>> START DATA ENTRIES

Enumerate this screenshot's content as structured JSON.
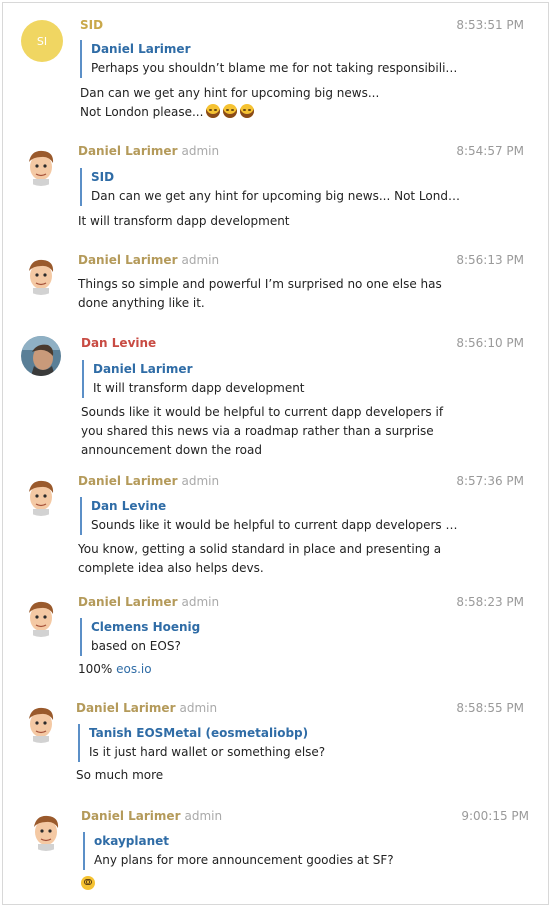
{
  "messages": [
    {
      "sender": "SID",
      "initials": "SI",
      "role": "",
      "time": "8:53:51 PM",
      "quote_name": "Daniel Larimer",
      "quote_text": "Perhaps you shouldn’t blame me for not taking responsibili…",
      "body_lines": [
        "Dan can we get any hint for upcoming big news...",
        "Not London please..."
      ],
      "emoji": [
        "joy-emoji",
        "joy-emoji",
        "joy-emoji"
      ]
    },
    {
      "sender": "Daniel Larimer",
      "role": "admin",
      "time": "8:54:57 PM",
      "quote_name": "SID",
      "quote_text": "Dan can we get any hint for upcoming big news... Not Lond…",
      "body_lines": [
        "It will transform dapp development"
      ]
    },
    {
      "sender": "Daniel Larimer",
      "role": "admin",
      "time": "8:56:13 PM",
      "body_lines": [
        "Things so simple and powerful I’m surprised no one else has",
        "done anything like it."
      ]
    },
    {
      "sender": "Dan Levine",
      "role": "",
      "time": "8:56:10 PM",
      "quote_name": "Daniel Larimer",
      "quote_text": "It will transform dapp development",
      "body_lines": [
        "Sounds like it would be helpful to current dapp developers if",
        "you shared this news via a roadmap rather than a surprise",
        "announcement down the road"
      ]
    },
    {
      "sender": "Daniel Larimer",
      "role": "admin",
      "time": "8:57:36 PM",
      "quote_name": "Dan Levine",
      "quote_text": "Sounds like it would be helpful to current dapp developers …",
      "body_lines": [
        "You know, getting a solid standard in place and presenting a",
        "complete idea also helps devs."
      ]
    },
    {
      "sender": "Daniel Larimer",
      "role": "admin",
      "time": "8:58:23 PM",
      "quote_name": "Clemens Hoenig",
      "quote_text": "based on EOS?",
      "body_prefix": "100% ",
      "body_link": "eos.io"
    },
    {
      "sender": "Daniel Larimer",
      "role": "admin",
      "time": "8:58:55 PM",
      "quote_name": "Tanish EOSMetal (eosmetaliobp)",
      "quote_text": "Is it just hard wallet or something else?",
      "body_lines": [
        "So much more"
      ]
    },
    {
      "sender": "Daniel Larimer",
      "role": "admin",
      "time": "9:00:15 PM",
      "quote_name": "okayplanet",
      "quote_text": "Any plans for more announcement goodies at SF?",
      "emoji": [
        "nerd-face-emoji"
      ]
    }
  ],
  "colors": {
    "daniel_name": "#b49a5a",
    "sid_name": "#c9a84a",
    "levine_name": "#c84b43",
    "quote_bar": "#5b8fc7",
    "quote_name": "#2f6ca6"
  }
}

>> END DATA ENTRIES

→ **GIVEN INSTRUCTION**:
Count how many lines above carry the word "news". Only the number is required.

→ **FULL OUTPUT**:
3